◆ SET EXERCISE: Check each line of the material below for "JSON", then copy the ones that contain it.
— START ENTRIES —
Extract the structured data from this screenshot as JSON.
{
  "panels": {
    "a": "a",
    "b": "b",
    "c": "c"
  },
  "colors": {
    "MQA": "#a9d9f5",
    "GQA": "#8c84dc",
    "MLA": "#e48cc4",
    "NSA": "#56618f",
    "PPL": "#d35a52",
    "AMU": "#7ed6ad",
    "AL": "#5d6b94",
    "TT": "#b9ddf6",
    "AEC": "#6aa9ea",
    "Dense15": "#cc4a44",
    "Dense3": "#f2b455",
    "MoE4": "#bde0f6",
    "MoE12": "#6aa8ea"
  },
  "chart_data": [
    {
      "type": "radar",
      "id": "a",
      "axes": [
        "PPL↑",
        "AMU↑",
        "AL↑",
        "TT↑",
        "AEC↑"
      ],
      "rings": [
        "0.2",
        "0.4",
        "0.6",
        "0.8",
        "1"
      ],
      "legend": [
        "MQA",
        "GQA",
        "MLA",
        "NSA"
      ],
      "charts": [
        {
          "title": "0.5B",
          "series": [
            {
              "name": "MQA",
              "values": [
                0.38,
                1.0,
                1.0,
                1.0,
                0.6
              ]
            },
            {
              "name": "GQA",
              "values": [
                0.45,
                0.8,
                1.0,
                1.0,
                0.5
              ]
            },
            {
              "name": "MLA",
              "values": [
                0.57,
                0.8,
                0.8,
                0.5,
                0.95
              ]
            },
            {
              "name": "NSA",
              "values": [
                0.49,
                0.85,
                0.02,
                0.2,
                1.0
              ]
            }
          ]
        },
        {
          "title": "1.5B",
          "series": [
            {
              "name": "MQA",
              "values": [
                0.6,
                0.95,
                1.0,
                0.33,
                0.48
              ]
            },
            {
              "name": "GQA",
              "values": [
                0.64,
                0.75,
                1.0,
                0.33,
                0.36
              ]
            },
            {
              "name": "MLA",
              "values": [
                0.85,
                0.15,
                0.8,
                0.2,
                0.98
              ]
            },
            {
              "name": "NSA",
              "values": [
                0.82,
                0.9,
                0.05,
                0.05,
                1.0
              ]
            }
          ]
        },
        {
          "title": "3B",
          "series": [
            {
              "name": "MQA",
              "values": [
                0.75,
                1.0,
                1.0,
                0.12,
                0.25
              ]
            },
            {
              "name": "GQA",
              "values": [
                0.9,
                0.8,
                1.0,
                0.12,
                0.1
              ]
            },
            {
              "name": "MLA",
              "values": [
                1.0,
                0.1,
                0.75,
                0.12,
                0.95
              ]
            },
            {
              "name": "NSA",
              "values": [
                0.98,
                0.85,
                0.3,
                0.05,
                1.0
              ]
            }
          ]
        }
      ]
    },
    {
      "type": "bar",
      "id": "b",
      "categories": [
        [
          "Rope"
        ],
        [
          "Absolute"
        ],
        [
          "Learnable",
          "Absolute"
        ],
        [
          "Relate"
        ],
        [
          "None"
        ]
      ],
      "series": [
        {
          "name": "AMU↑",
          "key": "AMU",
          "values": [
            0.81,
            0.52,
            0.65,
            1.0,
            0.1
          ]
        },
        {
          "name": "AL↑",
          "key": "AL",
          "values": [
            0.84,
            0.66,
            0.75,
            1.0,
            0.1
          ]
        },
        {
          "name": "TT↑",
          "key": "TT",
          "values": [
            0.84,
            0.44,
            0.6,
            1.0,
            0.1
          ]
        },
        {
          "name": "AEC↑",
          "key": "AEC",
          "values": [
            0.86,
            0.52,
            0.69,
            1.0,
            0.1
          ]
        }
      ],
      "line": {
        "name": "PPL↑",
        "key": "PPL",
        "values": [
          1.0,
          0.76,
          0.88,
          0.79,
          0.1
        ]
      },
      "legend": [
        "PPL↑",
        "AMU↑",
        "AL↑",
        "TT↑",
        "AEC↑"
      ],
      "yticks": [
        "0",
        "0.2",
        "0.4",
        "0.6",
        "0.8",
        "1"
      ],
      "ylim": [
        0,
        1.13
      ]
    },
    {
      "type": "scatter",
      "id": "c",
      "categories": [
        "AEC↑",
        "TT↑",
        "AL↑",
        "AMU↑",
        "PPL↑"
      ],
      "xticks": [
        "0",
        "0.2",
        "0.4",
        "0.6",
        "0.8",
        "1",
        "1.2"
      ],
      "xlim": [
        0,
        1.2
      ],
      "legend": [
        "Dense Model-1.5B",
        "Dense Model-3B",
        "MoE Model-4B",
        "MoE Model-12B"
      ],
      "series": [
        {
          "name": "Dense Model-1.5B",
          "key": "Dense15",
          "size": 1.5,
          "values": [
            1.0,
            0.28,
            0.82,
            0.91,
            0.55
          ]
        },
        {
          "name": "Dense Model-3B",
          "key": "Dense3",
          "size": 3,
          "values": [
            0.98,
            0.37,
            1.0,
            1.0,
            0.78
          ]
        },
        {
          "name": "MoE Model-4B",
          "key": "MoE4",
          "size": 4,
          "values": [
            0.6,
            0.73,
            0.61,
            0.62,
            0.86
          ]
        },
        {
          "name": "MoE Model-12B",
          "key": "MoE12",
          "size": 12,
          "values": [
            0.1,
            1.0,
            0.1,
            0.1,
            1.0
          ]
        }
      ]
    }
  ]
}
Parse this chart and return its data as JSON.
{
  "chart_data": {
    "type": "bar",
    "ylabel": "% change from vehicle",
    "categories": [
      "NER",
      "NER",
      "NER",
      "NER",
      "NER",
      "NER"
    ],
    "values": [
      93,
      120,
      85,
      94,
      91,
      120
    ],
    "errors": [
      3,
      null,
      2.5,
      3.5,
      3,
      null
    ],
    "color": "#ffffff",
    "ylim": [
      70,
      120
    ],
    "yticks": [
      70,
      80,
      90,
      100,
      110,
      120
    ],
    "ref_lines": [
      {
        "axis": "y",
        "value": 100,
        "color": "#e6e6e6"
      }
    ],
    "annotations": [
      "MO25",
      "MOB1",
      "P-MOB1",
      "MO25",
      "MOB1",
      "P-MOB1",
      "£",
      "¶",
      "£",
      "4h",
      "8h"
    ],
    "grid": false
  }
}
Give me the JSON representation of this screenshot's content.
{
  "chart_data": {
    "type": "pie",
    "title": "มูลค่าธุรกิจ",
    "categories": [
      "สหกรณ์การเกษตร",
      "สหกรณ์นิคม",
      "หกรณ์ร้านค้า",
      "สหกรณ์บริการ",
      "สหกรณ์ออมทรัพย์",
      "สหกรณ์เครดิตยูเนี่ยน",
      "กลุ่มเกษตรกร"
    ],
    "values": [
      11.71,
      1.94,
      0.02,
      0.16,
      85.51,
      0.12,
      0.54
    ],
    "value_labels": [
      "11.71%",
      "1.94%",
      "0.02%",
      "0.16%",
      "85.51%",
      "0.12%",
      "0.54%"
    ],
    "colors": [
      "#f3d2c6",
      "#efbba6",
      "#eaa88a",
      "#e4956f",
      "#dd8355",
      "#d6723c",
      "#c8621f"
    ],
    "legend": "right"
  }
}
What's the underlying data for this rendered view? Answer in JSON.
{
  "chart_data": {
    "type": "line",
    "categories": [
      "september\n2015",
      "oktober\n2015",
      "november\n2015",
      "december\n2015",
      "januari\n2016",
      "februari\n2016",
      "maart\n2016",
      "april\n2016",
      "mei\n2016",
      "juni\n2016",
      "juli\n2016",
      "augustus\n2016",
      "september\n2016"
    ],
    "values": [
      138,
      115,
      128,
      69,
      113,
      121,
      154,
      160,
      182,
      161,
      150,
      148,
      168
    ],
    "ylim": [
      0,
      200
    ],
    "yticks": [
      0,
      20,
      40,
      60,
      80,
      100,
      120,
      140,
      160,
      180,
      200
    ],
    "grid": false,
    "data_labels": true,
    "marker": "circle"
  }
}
— END ENTRIES —
◆ RESPONSE TO THIS EXERCISE:
Extract the structured data from this screenshot as JSON.
Parse this chart and return its data as JSON.
Give me the JSON representation of this screenshot's content.
What's the underlying data for this rendered view? Answer in JSON.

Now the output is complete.